• **Directions**
Reproduce all of the data word for word.

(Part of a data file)
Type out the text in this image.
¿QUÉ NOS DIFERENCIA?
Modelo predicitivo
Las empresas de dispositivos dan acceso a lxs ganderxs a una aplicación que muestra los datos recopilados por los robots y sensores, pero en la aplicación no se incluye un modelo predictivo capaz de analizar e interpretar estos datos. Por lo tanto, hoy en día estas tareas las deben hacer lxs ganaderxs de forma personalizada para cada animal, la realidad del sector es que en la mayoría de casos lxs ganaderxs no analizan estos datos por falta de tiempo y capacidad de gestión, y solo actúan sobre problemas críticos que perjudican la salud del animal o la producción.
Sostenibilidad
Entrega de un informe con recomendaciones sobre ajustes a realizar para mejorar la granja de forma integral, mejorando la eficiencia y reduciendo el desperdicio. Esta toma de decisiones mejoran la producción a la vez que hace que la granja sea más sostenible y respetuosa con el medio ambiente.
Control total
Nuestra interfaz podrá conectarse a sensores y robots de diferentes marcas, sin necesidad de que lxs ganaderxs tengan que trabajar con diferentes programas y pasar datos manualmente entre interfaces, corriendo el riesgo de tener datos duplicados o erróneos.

• **Exercise output**
Type out the text in this image.
¿QUÉ NOS DIFERENCIA?
Modelo predicitivo
Las empresas de dispositivos dan acceso a lxs ganderxs a una aplicación que muestra los datos recopilados por los robots y sensores, pero en la aplicación no se incluye un modelo predictivo capaz de analizar e interpretar estos datos. Por lo tanto, hoy en día estas tareas las deben hacer lxs ganaderxs de forma personalizada para cada animal, la realidad del sector es que en la mayoría de casos lxs ganaderxs no analizan estos datos por falta de tiempo y capacidad de gestión, y solo actúan sobre problemas críticos que perjudican la salud del animal o la producción.
Sostenibilidad
Entrega de un informe con recomendaciones sobre ajustes a realizar para mejorar la granja de forma integral, mejorando la eficiencia y reduciendo el desperdicio. Esta toma de decisiones mejoran la producción a la vez que hace que la granja sea más sostenible y respetuosa con el medio ambiente.
Control total
Nuestra interfaz podrá conectarse a sensores y robots de diferentes marcas, sin necesidad de que lxs ganaderxs tengan que trabajar con diferentes programas y pasar datos manualmente entre interfaces, corriendo el riesgo de tener datos duplicados o erróneos.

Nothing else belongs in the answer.